• _What is needed_
Would you output the whole listing below, exactly as it reads?

• _Exercise input_
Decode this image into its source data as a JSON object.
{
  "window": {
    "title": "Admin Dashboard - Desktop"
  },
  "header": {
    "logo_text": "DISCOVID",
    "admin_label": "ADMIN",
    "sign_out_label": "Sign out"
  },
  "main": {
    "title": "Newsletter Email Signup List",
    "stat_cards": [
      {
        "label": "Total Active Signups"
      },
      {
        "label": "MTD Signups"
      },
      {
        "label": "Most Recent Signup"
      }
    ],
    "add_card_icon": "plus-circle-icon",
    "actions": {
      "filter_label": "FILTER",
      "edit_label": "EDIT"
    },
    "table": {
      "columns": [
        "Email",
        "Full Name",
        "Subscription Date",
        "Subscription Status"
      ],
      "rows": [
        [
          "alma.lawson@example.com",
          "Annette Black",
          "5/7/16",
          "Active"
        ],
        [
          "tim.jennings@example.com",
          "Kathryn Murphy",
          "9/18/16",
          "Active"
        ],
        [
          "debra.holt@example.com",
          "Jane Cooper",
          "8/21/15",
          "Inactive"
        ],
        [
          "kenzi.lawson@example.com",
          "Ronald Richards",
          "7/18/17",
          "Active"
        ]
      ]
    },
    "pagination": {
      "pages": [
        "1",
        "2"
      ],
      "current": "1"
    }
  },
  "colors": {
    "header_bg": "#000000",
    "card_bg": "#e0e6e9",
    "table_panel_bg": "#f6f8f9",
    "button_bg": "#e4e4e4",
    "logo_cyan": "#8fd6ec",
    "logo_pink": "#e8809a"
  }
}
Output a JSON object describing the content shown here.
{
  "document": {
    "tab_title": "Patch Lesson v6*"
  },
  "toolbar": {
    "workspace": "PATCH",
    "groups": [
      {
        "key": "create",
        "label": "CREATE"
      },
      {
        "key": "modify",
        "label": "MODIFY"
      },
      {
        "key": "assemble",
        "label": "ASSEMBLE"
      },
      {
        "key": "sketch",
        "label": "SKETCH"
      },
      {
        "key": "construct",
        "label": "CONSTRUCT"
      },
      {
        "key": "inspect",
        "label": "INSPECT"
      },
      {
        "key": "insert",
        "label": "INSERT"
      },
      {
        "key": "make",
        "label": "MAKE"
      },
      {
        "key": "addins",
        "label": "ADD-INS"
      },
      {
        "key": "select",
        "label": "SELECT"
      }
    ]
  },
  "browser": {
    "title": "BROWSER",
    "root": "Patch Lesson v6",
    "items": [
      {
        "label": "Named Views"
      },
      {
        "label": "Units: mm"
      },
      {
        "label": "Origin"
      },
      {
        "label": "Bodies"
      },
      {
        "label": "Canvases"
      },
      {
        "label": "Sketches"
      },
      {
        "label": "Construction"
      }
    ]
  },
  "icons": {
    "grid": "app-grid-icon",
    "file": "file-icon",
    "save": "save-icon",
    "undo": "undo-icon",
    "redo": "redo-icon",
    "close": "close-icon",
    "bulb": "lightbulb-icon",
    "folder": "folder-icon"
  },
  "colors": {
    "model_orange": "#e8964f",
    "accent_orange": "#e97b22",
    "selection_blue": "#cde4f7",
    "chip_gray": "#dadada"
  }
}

• _Written answer_
Decode this image into its source data as a JSON object.
{
  "window": {
    "title": "Admin Dashboard - Desktop"
  },
  "header": {
    "logo_text": "DISCOVID",
    "admin_label": "ADMIN",
    "sign_out_label": "Sign out"
  },
  "main": {
    "title": "Newsletter Email Signup List",
    "stat_cards": [
      {
        "label": "Total Active Signups"
      },
      {
        "label": "MTD Signups"
      },
      {
        "label": "Most Recent Signup"
      }
    ],
    "add_card_icon": "plus-circle-icon",
    "actions": {
      "filter_label": "FILTER",
      "edit_label": "EDIT"
    },
    "table": {
      "columns": [
        "Email",
        "Full Name",
        "Subscription Date",
        "Subscription Status"
      ],
      "rows": [
        [
          "alma.lawson@example.com",
          "Annette Black",
          "5/7/16",
          "Active"
        ],
        [
          "tim.jennings@example.com",
          "Kathryn Murphy",
          "9/18/16",
          "Active"
        ],
        [
          "debra.holt@example.com",
          "Jane Cooper",
          "8/21/15",
          "Inactive"
        ],
        [
          "kenzi.lawson@example.com",
          "Ronald Richards",
          "7/18/17",
          "Active"
        ]
      ]
    },
    "pagination": {
      "pages": [
        "1",
        "2"
      ],
      "current": "1"
    }
  },
  "colors": {
    "header_bg": "#000000",
    "card_bg": "#e0e6e9",
    "table_panel_bg": "#f6f8f9",
    "button_bg": "#e4e4e4",
    "logo_cyan": "#8fd6ec",
    "logo_pink": "#e8809a"
  }
}
Output a JSON object describing the content shown here.
{
  "document": {
    "tab_title": "Patch Lesson v6*"
  },
  "toolbar": {
    "workspace": "PATCH",
    "groups": [
      {
        "key": "create",
        "label": "CREATE"
      },
      {
        "key": "modify",
        "label": "MODIFY"
      },
      {
        "key": "assemble",
        "label": "ASSEMBLE"
      },
      {
        "key": "sketch",
        "label": "SKETCH"
      },
      {
        "key": "construct",
        "label": "CONSTRUCT"
      },
      {
        "key": "inspect",
        "label": "INSPECT"
      },
      {
        "key": "insert",
        "label": "INSERT"
      },
      {
        "key": "make",
        "label": "MAKE"
      },
      {
        "key": "addins",
        "label": "ADD-INS"
      },
      {
        "key": "select",
        "label": "SELECT"
      }
    ]
  },
  "browser": {
    "title": "BROWSER",
    "root": "Patch Lesson v6",
    "items": [
      {
        "label": "Named Views"
      },
      {
        "label": "Units: mm"
      },
      {
        "label": "Origin"
      },
      {
        "label": "Bodies"
      },
      {
        "label": "Canvases"
      },
      {
        "label": "Sketches"
      },
      {
        "label": "Construction"
      }
    ]
  },
  "icons": {
    "grid": "app-grid-icon",
    "file": "file-icon",
    "save": "save-icon",
    "undo": "undo-icon",
    "redo": "redo-icon",
    "close": "close-icon",
    "bulb": "lightbulb-icon",
    "folder": "folder-icon"
  },
  "colors": {
    "model_orange": "#e8964f",
    "accent_orange": "#e97b22",
    "selection_blue": "#cde4f7",
    "chip_gray": "#dadada"
  }
}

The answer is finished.